[Exercise aim]: Rewrite the data below with every "x-tick-label" switched to "x-axis-label", keeping everything else unchanged.

[Supplied material]:
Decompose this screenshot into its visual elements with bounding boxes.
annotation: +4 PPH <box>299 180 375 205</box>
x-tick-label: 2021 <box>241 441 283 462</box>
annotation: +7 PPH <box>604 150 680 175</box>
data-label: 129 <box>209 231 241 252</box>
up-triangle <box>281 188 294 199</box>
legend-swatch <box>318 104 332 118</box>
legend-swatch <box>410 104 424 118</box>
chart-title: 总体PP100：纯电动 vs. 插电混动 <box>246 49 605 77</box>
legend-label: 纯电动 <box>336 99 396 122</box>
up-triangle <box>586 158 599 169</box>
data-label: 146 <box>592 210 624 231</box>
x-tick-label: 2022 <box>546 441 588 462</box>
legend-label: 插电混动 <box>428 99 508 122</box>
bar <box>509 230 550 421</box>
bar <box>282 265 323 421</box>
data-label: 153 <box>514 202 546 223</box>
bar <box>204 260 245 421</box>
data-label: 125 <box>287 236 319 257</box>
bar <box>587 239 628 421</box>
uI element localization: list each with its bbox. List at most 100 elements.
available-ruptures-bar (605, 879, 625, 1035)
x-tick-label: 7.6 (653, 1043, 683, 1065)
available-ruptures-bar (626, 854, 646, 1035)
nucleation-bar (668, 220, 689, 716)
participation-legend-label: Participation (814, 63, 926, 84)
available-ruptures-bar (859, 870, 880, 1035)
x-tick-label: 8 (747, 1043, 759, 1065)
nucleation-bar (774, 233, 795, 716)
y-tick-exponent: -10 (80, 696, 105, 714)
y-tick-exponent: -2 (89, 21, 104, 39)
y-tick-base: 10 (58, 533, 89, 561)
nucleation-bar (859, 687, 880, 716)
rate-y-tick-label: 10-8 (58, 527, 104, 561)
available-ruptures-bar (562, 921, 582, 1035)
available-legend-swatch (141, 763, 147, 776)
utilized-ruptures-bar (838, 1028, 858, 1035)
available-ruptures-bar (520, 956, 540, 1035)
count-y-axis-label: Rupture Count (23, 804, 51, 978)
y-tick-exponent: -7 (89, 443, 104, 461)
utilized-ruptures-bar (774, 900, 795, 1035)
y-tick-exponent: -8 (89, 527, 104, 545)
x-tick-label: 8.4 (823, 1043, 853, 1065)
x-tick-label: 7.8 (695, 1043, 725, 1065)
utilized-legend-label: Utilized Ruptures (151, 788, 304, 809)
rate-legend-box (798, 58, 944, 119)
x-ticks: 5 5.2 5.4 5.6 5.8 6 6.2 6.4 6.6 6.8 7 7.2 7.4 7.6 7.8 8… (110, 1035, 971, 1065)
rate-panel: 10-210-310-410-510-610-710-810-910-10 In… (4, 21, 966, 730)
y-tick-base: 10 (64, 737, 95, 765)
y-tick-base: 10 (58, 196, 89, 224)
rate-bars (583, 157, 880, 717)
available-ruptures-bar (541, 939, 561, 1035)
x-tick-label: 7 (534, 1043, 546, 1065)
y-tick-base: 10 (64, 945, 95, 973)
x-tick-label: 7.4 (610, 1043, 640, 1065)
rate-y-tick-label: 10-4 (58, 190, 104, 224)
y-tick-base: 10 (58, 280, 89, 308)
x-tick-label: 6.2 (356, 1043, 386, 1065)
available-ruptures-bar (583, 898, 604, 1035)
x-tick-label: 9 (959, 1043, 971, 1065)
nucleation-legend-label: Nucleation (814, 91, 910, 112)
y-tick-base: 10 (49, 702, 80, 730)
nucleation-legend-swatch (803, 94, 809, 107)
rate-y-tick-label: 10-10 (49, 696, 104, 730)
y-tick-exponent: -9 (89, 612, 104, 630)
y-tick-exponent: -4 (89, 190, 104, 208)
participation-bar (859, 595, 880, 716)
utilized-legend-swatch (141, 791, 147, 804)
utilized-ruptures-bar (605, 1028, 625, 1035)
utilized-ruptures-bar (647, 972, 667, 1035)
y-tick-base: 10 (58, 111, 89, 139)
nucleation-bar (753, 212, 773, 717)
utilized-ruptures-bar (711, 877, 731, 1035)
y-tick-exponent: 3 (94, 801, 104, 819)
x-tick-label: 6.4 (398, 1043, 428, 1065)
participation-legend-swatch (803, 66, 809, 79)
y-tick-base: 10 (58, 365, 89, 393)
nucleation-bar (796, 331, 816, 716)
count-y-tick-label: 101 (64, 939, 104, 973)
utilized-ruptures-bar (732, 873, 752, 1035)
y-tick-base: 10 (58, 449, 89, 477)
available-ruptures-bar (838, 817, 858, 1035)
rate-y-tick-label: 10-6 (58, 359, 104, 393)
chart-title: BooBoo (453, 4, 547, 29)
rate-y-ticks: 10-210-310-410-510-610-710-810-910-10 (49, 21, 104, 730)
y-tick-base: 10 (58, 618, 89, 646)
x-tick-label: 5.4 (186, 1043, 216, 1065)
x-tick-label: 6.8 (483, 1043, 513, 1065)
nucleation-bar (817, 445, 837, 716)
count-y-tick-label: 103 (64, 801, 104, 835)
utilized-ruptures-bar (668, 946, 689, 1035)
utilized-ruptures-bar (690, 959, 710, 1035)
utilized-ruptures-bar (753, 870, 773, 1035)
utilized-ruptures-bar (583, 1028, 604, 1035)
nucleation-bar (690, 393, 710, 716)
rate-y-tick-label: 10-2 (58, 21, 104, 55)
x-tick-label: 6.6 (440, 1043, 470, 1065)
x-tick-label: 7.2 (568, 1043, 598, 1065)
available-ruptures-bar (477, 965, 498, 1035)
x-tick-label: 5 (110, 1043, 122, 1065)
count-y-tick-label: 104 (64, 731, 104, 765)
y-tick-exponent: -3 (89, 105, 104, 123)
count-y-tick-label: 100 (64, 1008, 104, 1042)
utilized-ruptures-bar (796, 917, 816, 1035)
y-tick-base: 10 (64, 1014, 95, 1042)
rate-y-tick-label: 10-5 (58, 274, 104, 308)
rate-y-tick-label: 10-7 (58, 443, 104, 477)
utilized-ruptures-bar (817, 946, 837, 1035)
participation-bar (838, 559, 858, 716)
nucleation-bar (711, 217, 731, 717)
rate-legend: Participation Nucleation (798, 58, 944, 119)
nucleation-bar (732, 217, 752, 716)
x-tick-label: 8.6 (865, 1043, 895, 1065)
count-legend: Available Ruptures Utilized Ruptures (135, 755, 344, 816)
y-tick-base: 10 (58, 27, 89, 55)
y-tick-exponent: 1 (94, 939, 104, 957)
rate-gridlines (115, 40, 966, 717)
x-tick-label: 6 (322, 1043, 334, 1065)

[Exercise result]:
Decompose this screenshot into its visual elements with bounding boxes.
annotation: +4 PPH <box>299 180 375 205</box>
x-axis-label: 2021 <box>241 441 283 462</box>
annotation: +7 PPH <box>604 150 680 175</box>
data-label: 129 <box>209 231 241 252</box>
up-triangle <box>281 188 294 199</box>
legend-swatch <box>318 104 332 118</box>
legend-swatch <box>410 104 424 118</box>
chart-title: 总体PP100：纯电动 vs. 插电混动 <box>246 49 605 77</box>
legend-label: 纯电动 <box>336 99 396 122</box>
up-triangle <box>586 158 599 169</box>
data-label: 146 <box>592 210 624 231</box>
x-axis-label: 2022 <box>546 441 588 462</box>
legend-label: 插电混动 <box>428 99 508 122</box>
bar <box>509 230 550 421</box>
bar <box>282 265 323 421</box>
data-label: 153 <box>514 202 546 223</box>
bar <box>204 260 245 421</box>
data-label: 125 <box>287 236 319 257</box>
bar <box>587 239 628 421</box>
uI element localization: list each with its bbox. List at most 100 elements.
available-ruptures-bar (605, 879, 625, 1035)
x-axis-label: 7.6 (653, 1043, 683, 1065)
available-ruptures-bar (626, 854, 646, 1035)
nucleation-bar (668, 220, 689, 716)
participation-legend-label: Participation (814, 63, 926, 84)
available-ruptures-bar (859, 870, 880, 1035)
x-axis-label: 8 (747, 1043, 759, 1065)
nucleation-bar (774, 233, 795, 716)
y-tick-exponent: -10 (80, 696, 105, 714)
y-tick-exponent: -2 (89, 21, 104, 39)
y-tick-base: 10 (58, 533, 89, 561)
nucleation-bar (859, 687, 880, 716)
rate-y-tick-label: 10-8 (58, 527, 104, 561)
available-ruptures-bar (562, 921, 582, 1035)
available-legend-swatch (141, 763, 147, 776)
utilized-ruptures-bar (838, 1028, 858, 1035)
available-ruptures-bar (520, 956, 540, 1035)
count-y-axis-label: Rupture Count (23, 804, 51, 978)
y-tick-exponent: -7 (89, 443, 104, 461)
utilized-ruptures-bar (774, 900, 795, 1035)
y-tick-exponent: -8 (89, 527, 104, 545)
x-axis-label: 8.4 (823, 1043, 853, 1065)
x-axis-label: 7.8 (695, 1043, 725, 1065)
utilized-legend-label: Utilized Ruptures (151, 788, 304, 809)
rate-legend-box (798, 58, 944, 119)
x-ticks: 5 5.2 5.4 5.6 5.8 6 6.2 6.4 6.6 6.8 7 7.2 7.4 7.6 7.8 8… (110, 1035, 971, 1065)
rate-panel: 10-210-310-410-510-610-710-810-910-10 In… (4, 21, 966, 730)
y-tick-base: 10 (64, 737, 95, 765)
y-tick-base: 10 (58, 196, 89, 224)
rate-bars (583, 157, 880, 717)
available-ruptures-bar (541, 939, 561, 1035)
x-axis-label: 7 (534, 1043, 546, 1065)
y-tick-base: 10 (64, 945, 95, 973)
x-axis-label: 7.4 (610, 1043, 640, 1065)
rate-y-tick-label: 10-4 (58, 190, 104, 224)
y-tick-base: 10 (58, 280, 89, 308)
x-axis-label: 6.2 (356, 1043, 386, 1065)
available-ruptures-bar (583, 898, 604, 1035)
x-axis-label: 9 (959, 1043, 971, 1065)
nucleation-legend-label: Nucleation (814, 91, 910, 112)
y-tick-base: 10 (49, 702, 80, 730)
nucleation-legend-swatch (803, 94, 809, 107)
rate-y-tick-label: 10-10 (49, 696, 104, 730)
y-tick-exponent: -9 (89, 612, 104, 630)
y-tick-exponent: -4 (89, 190, 104, 208)
participation-bar (859, 595, 880, 716)
utilized-legend-swatch (141, 791, 147, 804)
utilized-ruptures-bar (605, 1028, 625, 1035)
utilized-ruptures-bar (647, 972, 667, 1035)
y-tick-base: 10 (58, 111, 89, 139)
nucleation-bar (753, 212, 773, 717)
utilized-ruptures-bar (711, 877, 731, 1035)
y-tick-exponent: 3 (94, 801, 104, 819)
x-axis-label: 6.4 (398, 1043, 428, 1065)
participation-legend-swatch (803, 66, 809, 79)
y-tick-base: 10 (58, 365, 89, 393)
nucleation-bar (796, 331, 816, 716)
count-y-tick-label: 101 (64, 939, 104, 973)
utilized-ruptures-bar (732, 873, 752, 1035)
y-tick-base: 10 (58, 449, 89, 477)
available-ruptures-bar (838, 817, 858, 1035)
rate-y-tick-label: 10-6 (58, 359, 104, 393)
chart-title: BooBoo (453, 4, 547, 29)
rate-y-ticks: 10-210-310-410-510-610-710-810-910-10 (49, 21, 104, 730)
y-tick-base: 10 (58, 618, 89, 646)
x-axis-label: 5.4 (186, 1043, 216, 1065)
x-axis-label: 6.8 (483, 1043, 513, 1065)
nucleation-bar (817, 445, 837, 716)
count-y-tick-label: 103 (64, 801, 104, 835)
utilized-ruptures-bar (668, 946, 689, 1035)
utilized-ruptures-bar (690, 959, 710, 1035)
utilized-ruptures-bar (753, 870, 773, 1035)
utilized-ruptures-bar (583, 1028, 604, 1035)
nucleation-bar (690, 393, 710, 716)
rate-y-tick-label: 10-2 (58, 21, 104, 55)
x-axis-label: 6.6 (440, 1043, 470, 1065)
x-axis-label: 7.2 (568, 1043, 598, 1065)
available-ruptures-bar (477, 965, 498, 1035)
x-axis-label: 5 (110, 1043, 122, 1065)
count-y-tick-label: 104 (64, 731, 104, 765)
y-tick-exponent: -3 (89, 105, 104, 123)
count-y-tick-label: 100 (64, 1008, 104, 1042)
utilized-ruptures-bar (796, 917, 816, 1035)
y-tick-base: 10 (64, 1014, 95, 1042)
rate-y-tick-label: 10-5 (58, 274, 104, 308)
rate-y-tick-label: 10-7 (58, 443, 104, 477)
utilized-ruptures-bar (817, 946, 837, 1035)
participation-bar (838, 559, 858, 716)
nucleation-bar (711, 217, 731, 717)
rate-legend: Participation Nucleation (798, 58, 944, 119)
nucleation-bar (732, 217, 752, 716)
x-axis-label: 8.6 (865, 1043, 895, 1065)
count-legend: Available Ruptures Utilized Ruptures (135, 755, 344, 816)
y-tick-base: 10 (58, 27, 89, 55)
y-tick-exponent: 1 (94, 939, 104, 957)
rate-gridlines (115, 40, 966, 717)
x-axis-label: 6 (322, 1043, 334, 1065)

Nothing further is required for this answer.